* [TASK PROMPT] Convert every line of the records below into a Markdown table with the columns Row and Line, numbering each row and leaving out blank lines. Omit the pictures from the table.

* * * * *

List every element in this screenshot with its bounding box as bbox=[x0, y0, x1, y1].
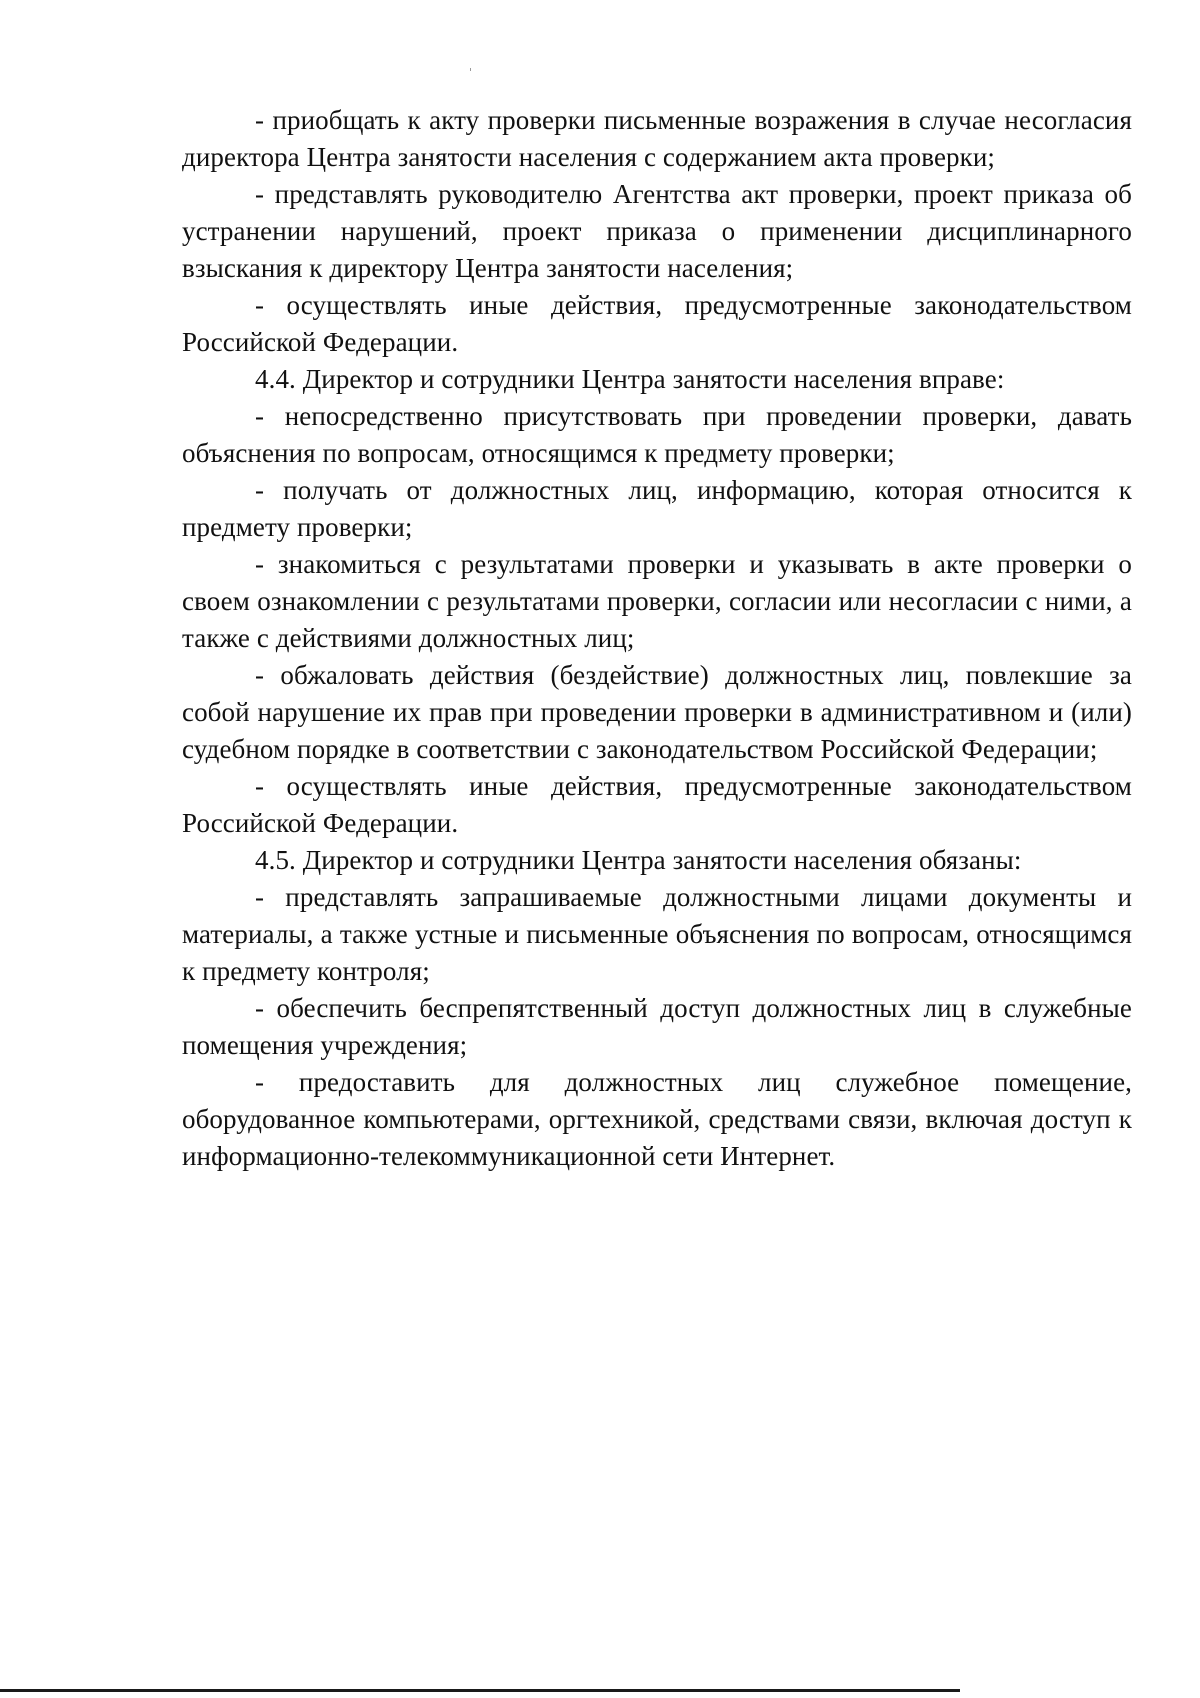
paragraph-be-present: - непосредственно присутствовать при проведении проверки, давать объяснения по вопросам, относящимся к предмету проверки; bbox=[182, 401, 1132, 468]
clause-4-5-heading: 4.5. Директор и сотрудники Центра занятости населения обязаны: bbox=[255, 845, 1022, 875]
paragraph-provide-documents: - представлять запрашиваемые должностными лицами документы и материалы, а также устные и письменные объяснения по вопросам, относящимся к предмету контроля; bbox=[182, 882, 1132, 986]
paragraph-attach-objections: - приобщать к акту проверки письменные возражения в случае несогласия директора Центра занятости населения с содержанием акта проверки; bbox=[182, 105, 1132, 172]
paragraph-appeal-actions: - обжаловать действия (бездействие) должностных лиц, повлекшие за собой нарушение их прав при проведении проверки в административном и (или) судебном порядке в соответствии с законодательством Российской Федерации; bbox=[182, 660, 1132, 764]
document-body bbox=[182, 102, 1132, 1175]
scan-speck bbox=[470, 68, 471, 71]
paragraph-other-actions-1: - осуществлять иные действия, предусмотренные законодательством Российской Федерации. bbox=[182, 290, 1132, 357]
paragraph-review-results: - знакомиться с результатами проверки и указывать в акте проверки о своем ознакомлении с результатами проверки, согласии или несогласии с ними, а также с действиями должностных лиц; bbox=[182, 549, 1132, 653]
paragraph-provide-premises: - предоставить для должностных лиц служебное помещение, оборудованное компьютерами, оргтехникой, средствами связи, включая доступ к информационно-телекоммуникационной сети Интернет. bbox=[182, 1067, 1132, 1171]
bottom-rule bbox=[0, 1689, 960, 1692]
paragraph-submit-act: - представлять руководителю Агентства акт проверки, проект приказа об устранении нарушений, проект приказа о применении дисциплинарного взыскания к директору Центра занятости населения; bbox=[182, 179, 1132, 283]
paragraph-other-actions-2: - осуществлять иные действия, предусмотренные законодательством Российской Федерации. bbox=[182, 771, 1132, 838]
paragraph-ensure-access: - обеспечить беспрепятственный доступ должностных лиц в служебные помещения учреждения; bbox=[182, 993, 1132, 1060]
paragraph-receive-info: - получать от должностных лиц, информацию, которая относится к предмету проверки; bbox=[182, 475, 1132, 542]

* * * * *

* [EXERCISE SOLUTION]
| Row | Line |
|---|---|
| 1 | List every element in this screenshot with its bounding box as bbox=[x0, y0, x1, y1]. |
| 2 | paragraph-be-present: - непосредственно присутствовать при проведении проверки, давать объяснения по вопросам, относящимся к предмету проверки; bbox=[182, 401, 1132, 468] |
| 3 | clause-4-5-heading: 4.5. Директор и сотрудники Центра занятости населения обязаны: bbox=[255, 845, 1022, 875] |
| 4 | paragraph-provide-documents: - представлять запрашиваемые должностными лицами документы и материалы, а также устные и письменные объяснения по вопросам, относящимся к предмету контроля; bbox=[182, 882, 1132, 986] |
| 5 | paragraph-attach-objections: - приобщать к акту проверки письменные возражения в случае несогласия директора Центра занятости населения с содержанием акта проверки; bbox=[182, 105, 1132, 172] |
| 6 | paragraph-appeal-actions: - обжаловать действия (бездействие) должностных лиц, повлекшие за собой нарушение их прав при проведении проверки в административном и (или) судебном порядке в соответствии с законодательством Российской Федерации; bbox=[182, 660, 1132, 764] |
| 7 | document-body bbox=[182, 102, 1132, 1175] |
| 8 | scan-speck bbox=[470, 68, 471, 71] |
| 9 | paragraph-other-actions-1: - осуществлять иные действия, предусмотренные законодательством Российской Федерации. bbox=[182, 290, 1132, 357] |
| 10 | paragraph-review-results: - знакомиться с результатами проверки и указывать в акте проверки о своем ознакомлении с результатами проверки, согласии или несогласии с ними, а также с действиями должностных лиц; bbox=[182, 549, 1132, 653] |
| 11 | paragraph-provide-premises: - предоставить для должностных лиц служебное помещение, оборудованное компьютерами, оргтехникой, средствами связи, включая доступ к информационно-телекоммуникационной сети Интернет. bbox=[182, 1067, 1132, 1171] |
| 12 | bottom-rule bbox=[0, 1689, 960, 1692] |
| 13 | paragraph-submit-act: - представлять руководителю Агентства акт проверки, проект приказа об устранении нарушений, проект приказа о применении дисциплинарного взыскания к директору Центра занятости населения; bbox=[182, 179, 1132, 283] |
| 14 | paragraph-other-actions-2: - осуществлять иные действия, предусмотренные законодательством Российской Федерации. bbox=[182, 771, 1132, 838] |
| 15 | paragraph-ensure-access: - обеспечить беспрепятственный доступ должностных лиц в служебные помещения учреждения; bbox=[182, 993, 1132, 1060] |
| 16 | paragraph-receive-info: - получать от должностных лиц, информацию, которая относится к предмету проверки; bbox=[182, 475, 1132, 542] |